╭─ STORED ROWS
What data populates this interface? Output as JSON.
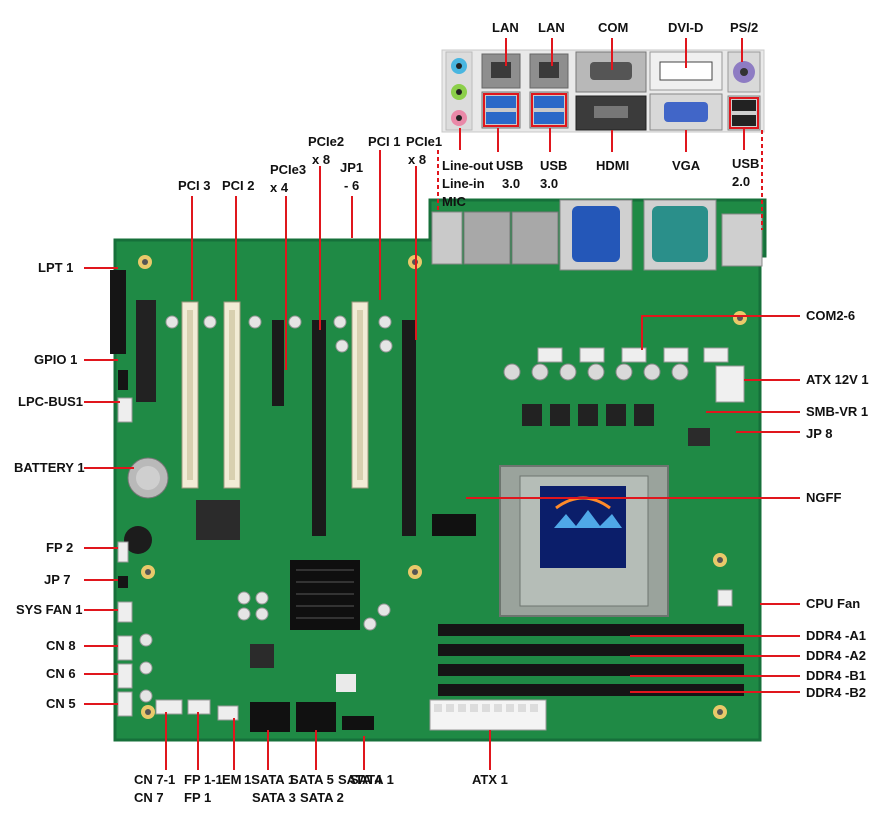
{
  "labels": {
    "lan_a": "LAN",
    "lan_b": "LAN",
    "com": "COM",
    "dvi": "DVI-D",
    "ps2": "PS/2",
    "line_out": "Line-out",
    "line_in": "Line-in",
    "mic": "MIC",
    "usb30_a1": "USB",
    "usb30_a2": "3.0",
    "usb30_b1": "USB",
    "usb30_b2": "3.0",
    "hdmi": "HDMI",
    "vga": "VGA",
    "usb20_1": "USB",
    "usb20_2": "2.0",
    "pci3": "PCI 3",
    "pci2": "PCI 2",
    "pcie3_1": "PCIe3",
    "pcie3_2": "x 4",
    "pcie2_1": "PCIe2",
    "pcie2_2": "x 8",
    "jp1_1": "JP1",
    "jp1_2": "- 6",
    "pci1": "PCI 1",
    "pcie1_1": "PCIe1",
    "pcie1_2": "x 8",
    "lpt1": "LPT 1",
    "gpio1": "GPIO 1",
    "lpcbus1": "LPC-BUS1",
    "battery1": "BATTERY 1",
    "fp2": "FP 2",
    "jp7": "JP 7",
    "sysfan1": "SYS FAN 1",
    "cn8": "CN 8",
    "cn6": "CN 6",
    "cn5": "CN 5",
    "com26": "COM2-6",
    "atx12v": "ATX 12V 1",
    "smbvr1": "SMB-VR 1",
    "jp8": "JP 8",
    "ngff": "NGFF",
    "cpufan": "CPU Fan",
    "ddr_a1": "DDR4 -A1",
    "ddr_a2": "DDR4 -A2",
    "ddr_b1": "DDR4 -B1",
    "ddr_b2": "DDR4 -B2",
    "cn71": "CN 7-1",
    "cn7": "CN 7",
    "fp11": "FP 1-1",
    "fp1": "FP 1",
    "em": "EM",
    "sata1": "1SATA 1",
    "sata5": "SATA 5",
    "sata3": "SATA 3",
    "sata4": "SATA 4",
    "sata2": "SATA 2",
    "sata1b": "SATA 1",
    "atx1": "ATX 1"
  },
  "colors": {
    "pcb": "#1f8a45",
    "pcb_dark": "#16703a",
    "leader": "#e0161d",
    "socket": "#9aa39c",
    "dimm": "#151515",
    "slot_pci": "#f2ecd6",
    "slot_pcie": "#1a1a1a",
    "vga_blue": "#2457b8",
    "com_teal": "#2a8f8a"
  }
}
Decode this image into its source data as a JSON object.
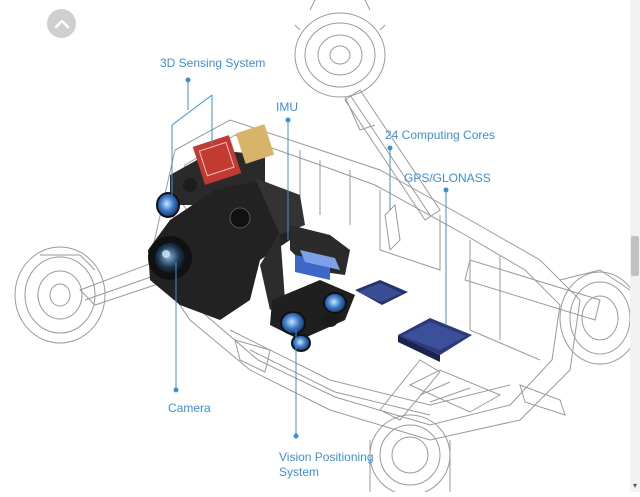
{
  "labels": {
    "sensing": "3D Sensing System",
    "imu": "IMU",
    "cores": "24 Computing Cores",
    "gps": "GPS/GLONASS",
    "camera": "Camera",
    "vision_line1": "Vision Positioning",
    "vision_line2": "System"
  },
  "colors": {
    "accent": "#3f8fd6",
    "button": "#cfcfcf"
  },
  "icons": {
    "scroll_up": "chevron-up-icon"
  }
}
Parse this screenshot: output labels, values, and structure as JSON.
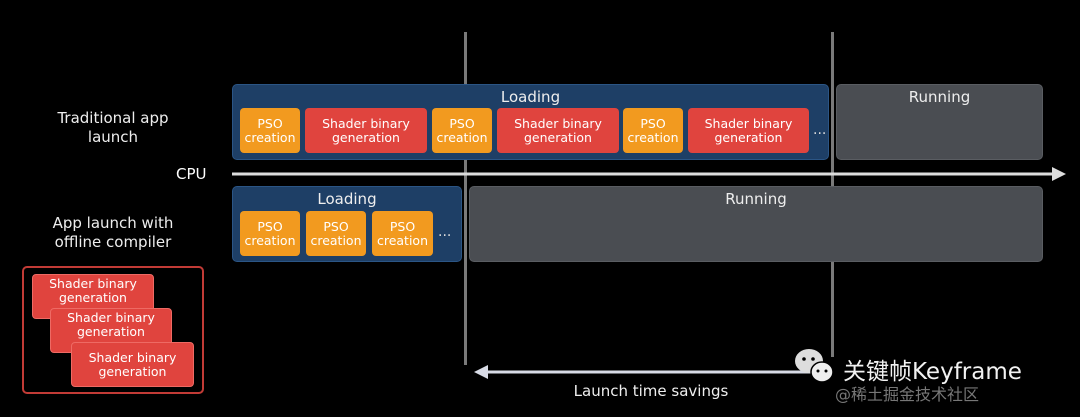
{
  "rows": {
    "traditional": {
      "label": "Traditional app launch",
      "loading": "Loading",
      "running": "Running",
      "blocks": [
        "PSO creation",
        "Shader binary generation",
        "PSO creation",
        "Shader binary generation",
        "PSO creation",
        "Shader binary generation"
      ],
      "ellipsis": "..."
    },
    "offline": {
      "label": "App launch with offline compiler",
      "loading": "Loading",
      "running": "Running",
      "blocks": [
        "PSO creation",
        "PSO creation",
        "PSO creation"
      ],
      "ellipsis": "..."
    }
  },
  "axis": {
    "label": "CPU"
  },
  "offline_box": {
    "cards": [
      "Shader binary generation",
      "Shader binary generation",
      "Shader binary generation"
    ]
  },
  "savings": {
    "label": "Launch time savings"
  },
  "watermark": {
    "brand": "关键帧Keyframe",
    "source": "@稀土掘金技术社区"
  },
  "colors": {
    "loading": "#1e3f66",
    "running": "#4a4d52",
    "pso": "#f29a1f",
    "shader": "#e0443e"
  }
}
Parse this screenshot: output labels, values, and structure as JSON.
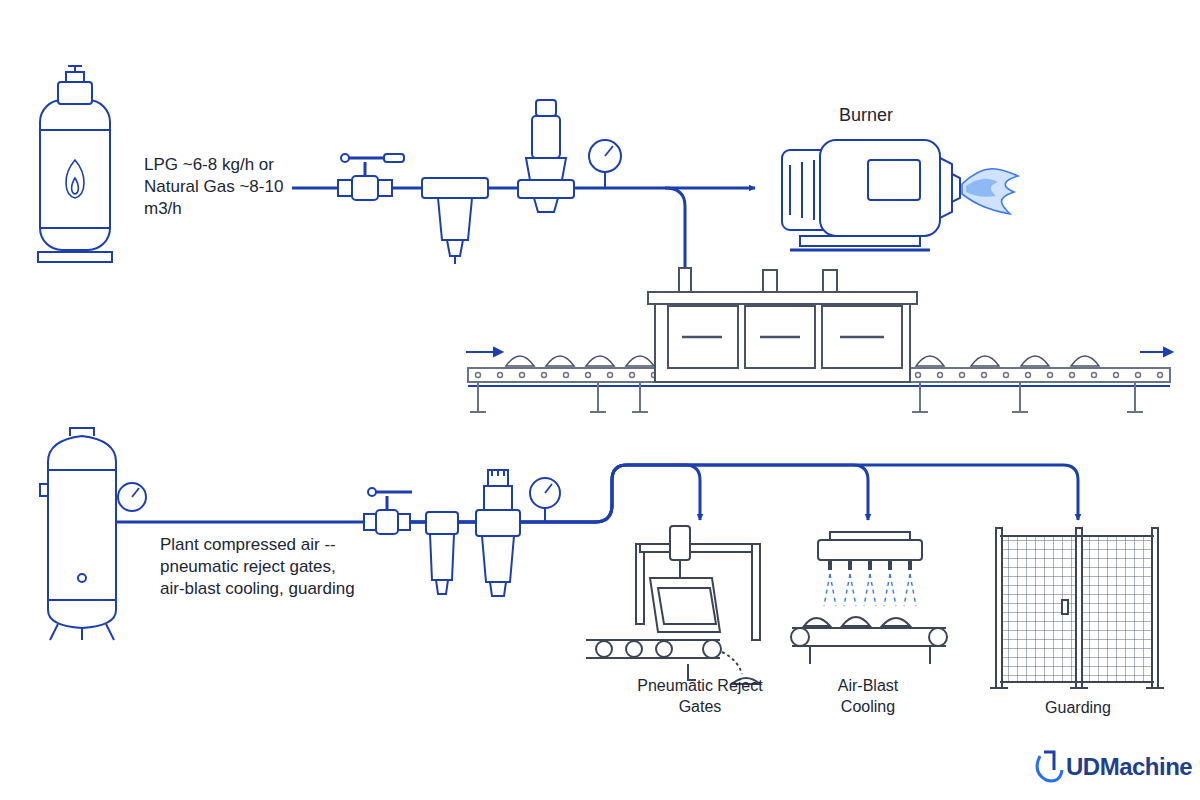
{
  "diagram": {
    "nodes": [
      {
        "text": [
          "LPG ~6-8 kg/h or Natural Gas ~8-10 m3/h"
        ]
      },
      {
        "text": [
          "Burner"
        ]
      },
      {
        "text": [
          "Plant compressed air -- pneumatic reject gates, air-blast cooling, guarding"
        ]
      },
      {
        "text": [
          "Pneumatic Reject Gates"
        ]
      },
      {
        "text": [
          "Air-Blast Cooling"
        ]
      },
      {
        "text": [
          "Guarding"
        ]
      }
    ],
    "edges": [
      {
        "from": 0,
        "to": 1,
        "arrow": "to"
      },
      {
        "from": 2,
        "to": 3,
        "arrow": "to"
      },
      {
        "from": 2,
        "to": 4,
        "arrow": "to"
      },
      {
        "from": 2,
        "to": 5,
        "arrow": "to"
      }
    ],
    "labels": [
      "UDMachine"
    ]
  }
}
╰─
## EXERCISE
For each line of the entries that includes "System", show that line.

## PROBLEM SOLUTION
    "sensing": "3D Sensing System",
    "vision_line2": "System"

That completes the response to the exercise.